(Dataset items)
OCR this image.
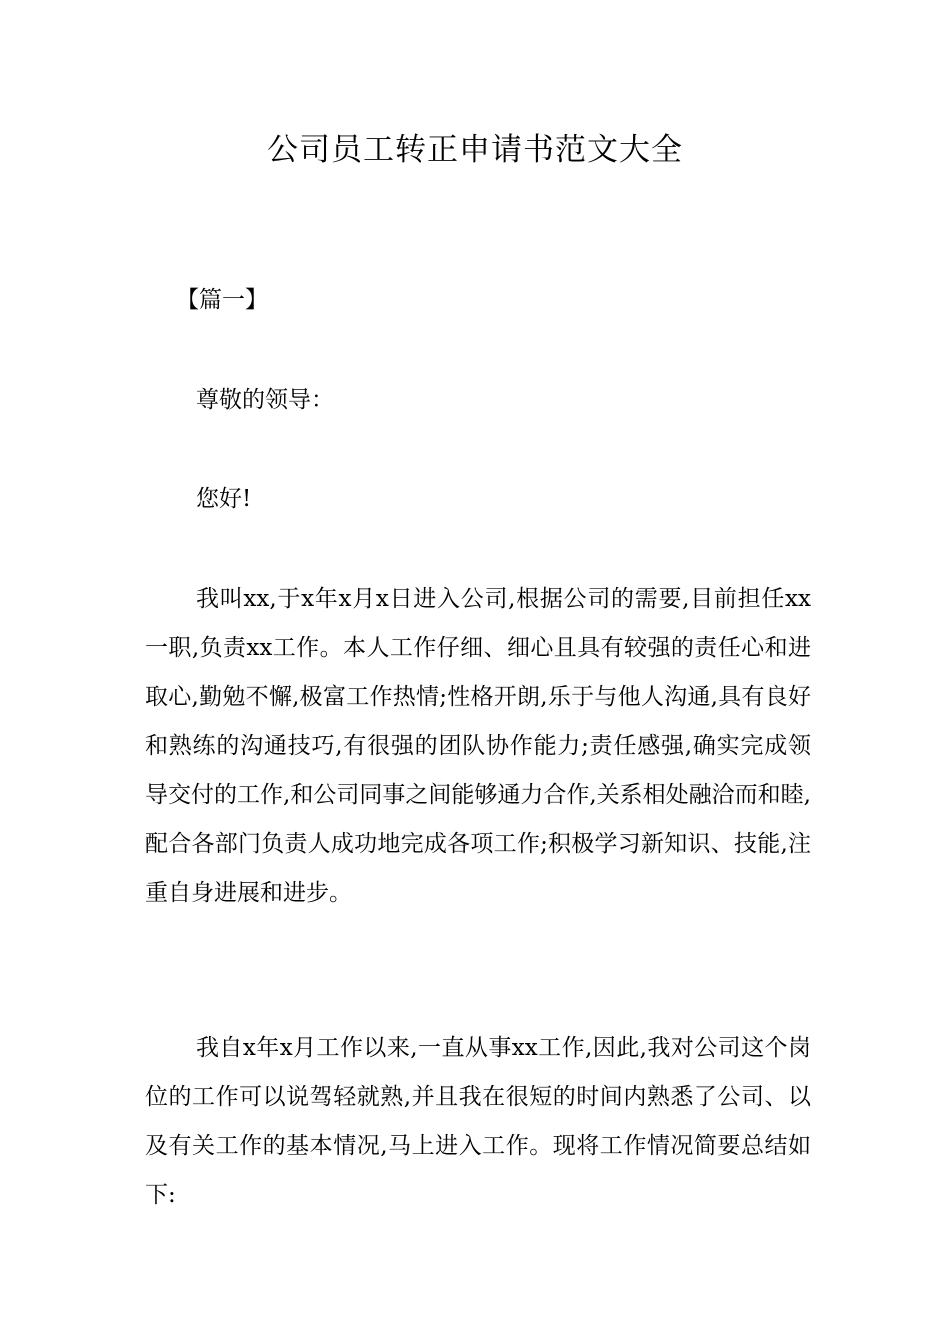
公司员工转正申请书范文大全

【篇一】

尊敬的领导：

您好!

我叫xx,于x年x月x日进入公司,根据公司的需要,目前担任xx一职,负责xx工作。本人工作仔细、细心且具有较强的责任心和进取心,勤勉不懈,极富工作热情;性格开朗,乐于与他人沟通,具有良好和熟练的沟通技巧,有很强的团队协作能力;责任感强,确实完成领导交付的工作,和公司同事之间能够通力合作,关系相处融洽而和睦,配合各部门负责人成功地完成各项工作;积极学习新知识、技能,注重自身进展和进步。

我自x年x月工作以来,一直从事xx工作,因此,我对公司这个岗位的工作可以说驾轻就熟,并且我在很短的时间内熟悉了公司、以及有关工作的基本情况,马上进入工作。现将工作情况简要总结如下:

**Written task**
Go through the material above and print all of it exactly, except the pictures.

**Result of this exercise**
OCR this image.
公司员工转正申请书范文大全

【篇一】

尊敬的领导：

您好!

我叫xx,于x年x月x日进入公司,根据公司的需要,目前担任xx一职,负责xx工作。本人工作仔细、细心且具有较强的责任心和进取心,勤勉不懈,极富工作热情;性格开朗,乐于与他人沟通,具有良好和熟练的沟通技巧,有很强的团队协作能力;责任感强,确实完成领导交付的工作,和公司同事之间能够通力合作,关系相处融洽而和睦,配合各部门负责人成功地完成各项工作;积极学习新知识、技能,注重自身进展和进步。

我自x年x月工作以来,一直从事xx工作,因此,我对公司这个岗位的工作可以说驾轻就熟,并且我在很短的时间内熟悉了公司、以及有关工作的基本情况,马上进入工作。现将工作情况简要总结如下:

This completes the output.